Available data ::

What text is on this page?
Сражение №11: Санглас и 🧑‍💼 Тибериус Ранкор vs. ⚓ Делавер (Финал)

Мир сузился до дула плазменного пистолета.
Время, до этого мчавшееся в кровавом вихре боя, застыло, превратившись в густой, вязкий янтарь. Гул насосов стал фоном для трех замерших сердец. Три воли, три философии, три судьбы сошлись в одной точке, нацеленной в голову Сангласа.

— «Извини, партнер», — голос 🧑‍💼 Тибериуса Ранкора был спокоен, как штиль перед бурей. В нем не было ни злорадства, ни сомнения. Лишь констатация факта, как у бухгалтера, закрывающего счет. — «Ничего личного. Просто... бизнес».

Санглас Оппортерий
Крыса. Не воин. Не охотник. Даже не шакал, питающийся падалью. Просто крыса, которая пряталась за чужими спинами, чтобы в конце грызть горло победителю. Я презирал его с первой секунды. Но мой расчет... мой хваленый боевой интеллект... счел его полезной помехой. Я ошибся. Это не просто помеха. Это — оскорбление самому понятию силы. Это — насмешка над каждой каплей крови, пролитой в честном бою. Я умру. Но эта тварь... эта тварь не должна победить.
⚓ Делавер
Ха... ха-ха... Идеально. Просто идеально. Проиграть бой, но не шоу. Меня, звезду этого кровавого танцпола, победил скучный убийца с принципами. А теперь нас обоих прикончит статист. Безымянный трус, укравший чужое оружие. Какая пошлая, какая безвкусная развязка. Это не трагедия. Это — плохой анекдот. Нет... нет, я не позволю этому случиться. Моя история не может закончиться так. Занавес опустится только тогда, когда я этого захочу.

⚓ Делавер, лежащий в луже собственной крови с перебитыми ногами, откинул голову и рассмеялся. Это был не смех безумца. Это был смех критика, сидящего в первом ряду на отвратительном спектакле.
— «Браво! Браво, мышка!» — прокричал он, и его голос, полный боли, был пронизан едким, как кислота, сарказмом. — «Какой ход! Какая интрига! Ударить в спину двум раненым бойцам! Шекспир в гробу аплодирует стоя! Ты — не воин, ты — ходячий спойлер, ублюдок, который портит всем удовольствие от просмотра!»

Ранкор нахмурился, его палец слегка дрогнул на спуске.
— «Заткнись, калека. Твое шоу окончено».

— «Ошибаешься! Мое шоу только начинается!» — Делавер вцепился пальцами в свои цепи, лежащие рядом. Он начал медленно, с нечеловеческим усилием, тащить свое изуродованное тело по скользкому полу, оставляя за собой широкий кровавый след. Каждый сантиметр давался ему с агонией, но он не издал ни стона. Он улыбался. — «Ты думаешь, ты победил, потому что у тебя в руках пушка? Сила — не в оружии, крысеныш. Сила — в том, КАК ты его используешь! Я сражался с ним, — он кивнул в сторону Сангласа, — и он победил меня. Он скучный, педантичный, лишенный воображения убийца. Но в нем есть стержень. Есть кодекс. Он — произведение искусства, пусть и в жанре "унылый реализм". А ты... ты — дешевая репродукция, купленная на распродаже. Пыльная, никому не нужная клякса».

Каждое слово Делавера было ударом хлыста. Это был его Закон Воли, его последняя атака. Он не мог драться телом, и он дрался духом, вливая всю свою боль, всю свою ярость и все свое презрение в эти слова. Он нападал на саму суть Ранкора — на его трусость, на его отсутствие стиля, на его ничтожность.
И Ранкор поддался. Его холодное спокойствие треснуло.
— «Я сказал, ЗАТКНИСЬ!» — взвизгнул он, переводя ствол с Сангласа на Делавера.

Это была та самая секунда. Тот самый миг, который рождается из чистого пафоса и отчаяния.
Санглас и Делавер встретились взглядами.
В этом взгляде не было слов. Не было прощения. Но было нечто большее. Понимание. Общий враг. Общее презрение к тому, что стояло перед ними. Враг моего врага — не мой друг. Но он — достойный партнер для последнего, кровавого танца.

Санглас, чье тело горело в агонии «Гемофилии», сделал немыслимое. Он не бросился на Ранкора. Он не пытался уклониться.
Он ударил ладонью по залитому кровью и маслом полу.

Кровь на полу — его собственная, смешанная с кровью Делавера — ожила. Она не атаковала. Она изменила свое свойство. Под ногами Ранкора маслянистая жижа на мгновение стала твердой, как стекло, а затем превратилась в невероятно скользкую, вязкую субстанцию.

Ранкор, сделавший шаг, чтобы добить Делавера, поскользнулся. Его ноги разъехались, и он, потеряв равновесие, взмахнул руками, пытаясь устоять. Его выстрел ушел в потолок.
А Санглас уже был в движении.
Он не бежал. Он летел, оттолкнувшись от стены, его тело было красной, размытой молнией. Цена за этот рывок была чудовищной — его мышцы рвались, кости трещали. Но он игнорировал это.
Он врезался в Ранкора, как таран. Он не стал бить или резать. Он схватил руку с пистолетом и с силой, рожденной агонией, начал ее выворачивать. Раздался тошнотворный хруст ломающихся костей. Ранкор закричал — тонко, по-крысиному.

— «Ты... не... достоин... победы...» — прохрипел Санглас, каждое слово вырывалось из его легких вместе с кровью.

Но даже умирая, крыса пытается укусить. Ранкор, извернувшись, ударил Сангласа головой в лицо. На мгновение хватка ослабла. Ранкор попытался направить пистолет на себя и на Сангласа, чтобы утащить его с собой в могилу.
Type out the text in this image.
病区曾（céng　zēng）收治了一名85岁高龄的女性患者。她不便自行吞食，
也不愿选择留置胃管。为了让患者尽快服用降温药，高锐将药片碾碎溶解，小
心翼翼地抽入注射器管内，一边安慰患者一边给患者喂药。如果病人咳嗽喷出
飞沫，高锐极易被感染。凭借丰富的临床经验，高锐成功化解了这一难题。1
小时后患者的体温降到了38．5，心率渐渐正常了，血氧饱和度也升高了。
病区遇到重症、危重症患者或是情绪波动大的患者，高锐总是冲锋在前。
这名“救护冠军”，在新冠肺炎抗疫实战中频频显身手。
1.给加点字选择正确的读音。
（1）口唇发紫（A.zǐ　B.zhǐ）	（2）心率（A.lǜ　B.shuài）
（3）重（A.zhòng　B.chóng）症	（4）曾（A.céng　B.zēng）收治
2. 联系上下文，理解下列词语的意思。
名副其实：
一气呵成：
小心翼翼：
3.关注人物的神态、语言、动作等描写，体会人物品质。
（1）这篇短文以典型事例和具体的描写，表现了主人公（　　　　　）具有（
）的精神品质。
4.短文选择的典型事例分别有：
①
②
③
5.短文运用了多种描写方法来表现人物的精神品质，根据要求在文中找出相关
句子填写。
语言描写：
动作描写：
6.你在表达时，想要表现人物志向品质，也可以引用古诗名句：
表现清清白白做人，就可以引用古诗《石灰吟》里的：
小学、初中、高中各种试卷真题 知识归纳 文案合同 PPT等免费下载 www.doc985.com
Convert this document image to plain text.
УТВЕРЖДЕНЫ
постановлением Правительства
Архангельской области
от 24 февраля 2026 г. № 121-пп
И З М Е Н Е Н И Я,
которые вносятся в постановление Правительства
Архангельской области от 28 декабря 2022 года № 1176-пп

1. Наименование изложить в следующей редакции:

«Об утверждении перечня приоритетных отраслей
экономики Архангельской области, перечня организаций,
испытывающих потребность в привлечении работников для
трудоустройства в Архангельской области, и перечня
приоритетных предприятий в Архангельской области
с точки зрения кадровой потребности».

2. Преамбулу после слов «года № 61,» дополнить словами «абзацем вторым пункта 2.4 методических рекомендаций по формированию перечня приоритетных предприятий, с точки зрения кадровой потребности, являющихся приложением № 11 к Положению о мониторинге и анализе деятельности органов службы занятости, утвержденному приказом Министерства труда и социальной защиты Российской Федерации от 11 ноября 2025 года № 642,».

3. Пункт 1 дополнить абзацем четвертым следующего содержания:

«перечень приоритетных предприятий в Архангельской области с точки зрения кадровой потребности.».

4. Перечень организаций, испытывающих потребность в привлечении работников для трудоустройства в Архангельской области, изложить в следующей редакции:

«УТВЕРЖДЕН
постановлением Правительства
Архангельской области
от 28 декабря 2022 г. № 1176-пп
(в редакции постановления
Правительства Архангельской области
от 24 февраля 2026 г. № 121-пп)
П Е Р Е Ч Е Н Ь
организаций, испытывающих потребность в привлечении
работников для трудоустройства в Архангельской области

Short problem :: From the line that contains "Type out the text in this image." down to the last line of the listing above, repeat each line exactly, and include nothing else.

Written solution ::
Type out the text in this image.
病区曾（céng　zēng）收治了一名85岁高龄的女性患者。她不便自行吞食，
也不愿选择留置胃管。为了让患者尽快服用降温药，高锐将药片碾碎溶解，小
心翼翼地抽入注射器管内，一边安慰患者一边给患者喂药。如果病人咳嗽喷出
飞沫，高锐极易被感染。凭借丰富的临床经验，高锐成功化解了这一难题。1
小时后患者的体温降到了38．5，心率渐渐正常了，血氧饱和度也升高了。
病区遇到重症、危重症患者或是情绪波动大的患者，高锐总是冲锋在前。
这名“救护冠军”，在新冠肺炎抗疫实战中频频显身手。
1.给加点字选择正确的读音。
（1）口唇发紫（A.zǐ　B.zhǐ）	（2）心率（A.lǜ　B.shuài）
（3）重（A.zhòng　B.chóng）症	（4）曾（A.céng　B.zēng）收治
2. 联系上下文，理解下列词语的意思。
名副其实：
一气呵成：
小心翼翼：
3.关注人物的神态、语言、动作等描写，体会人物品质。
（1）这篇短文以典型事例和具体的描写，表现了主人公（　　　　　）具有（
）的精神品质。
4.短文选择的典型事例分别有：
①
②
③
5.短文运用了多种描写方法来表现人物的精神品质，根据要求在文中找出相关
句子填写。
语言描写：
动作描写：
6.你在表达时，想要表现人物志向品质，也可以引用古诗名句：
表现清清白白做人，就可以引用古诗《石灰吟》里的：
小学、初中、高中各种试卷真题 知识归纳 文案合同 PPT等免费下载 www.doc985.com
Convert this document image to plain text.
УТВЕРЖДЕНЫ
постановлением Правительства
Архангельской области
от 24 февраля 2026 г. № 121-пп
И З М Е Н Е Н И Я,
которые вносятся в постановление Правительства
Архангельской области от 28 декабря 2022 года № 1176-пп

1. Наименование изложить в следующей редакции:

«Об утверждении перечня приоритетных отраслей
экономики Архангельской области, перечня организаций,
испытывающих потребность в привлечении работников для
трудоустройства в Архангельской области, и перечня
приоритетных предприятий в Архангельской области
с точки зрения кадровой потребности».

2. Преамбулу после слов «года № 61,» дополнить словами «абзацем вторым пункта 2.4 методических рекомендаций по формированию перечня приоритетных предприятий, с точки зрения кадровой потребности, являющихся приложением № 11 к Положению о мониторинге и анализе деятельности органов службы занятости, утвержденному приказом Министерства труда и социальной защиты Российской Федерации от 11 ноября 2025 года № 642,».

3. Пункт 1 дополнить абзацем четвертым следующего содержания:

«перечень приоритетных предприятий в Архангельской области с точки зрения кадровой потребности.».

4. Перечень организаций, испытывающих потребность в привлечении работников для трудоустройства в Архангельской области, изложить в следующей редакции:

«УТВЕРЖДЕН
постановлением Правительства
Архангельской области
от 28 декабря 2022 г. № 1176-пп
(в редакции постановления
Правительства Архангельской области
от 24 февраля 2026 г. № 121-пп)
П Е Р Е Ч Е Н Ь
организаций, испытывающих потребность в привлечении
работников для трудоустройства в Архангельской области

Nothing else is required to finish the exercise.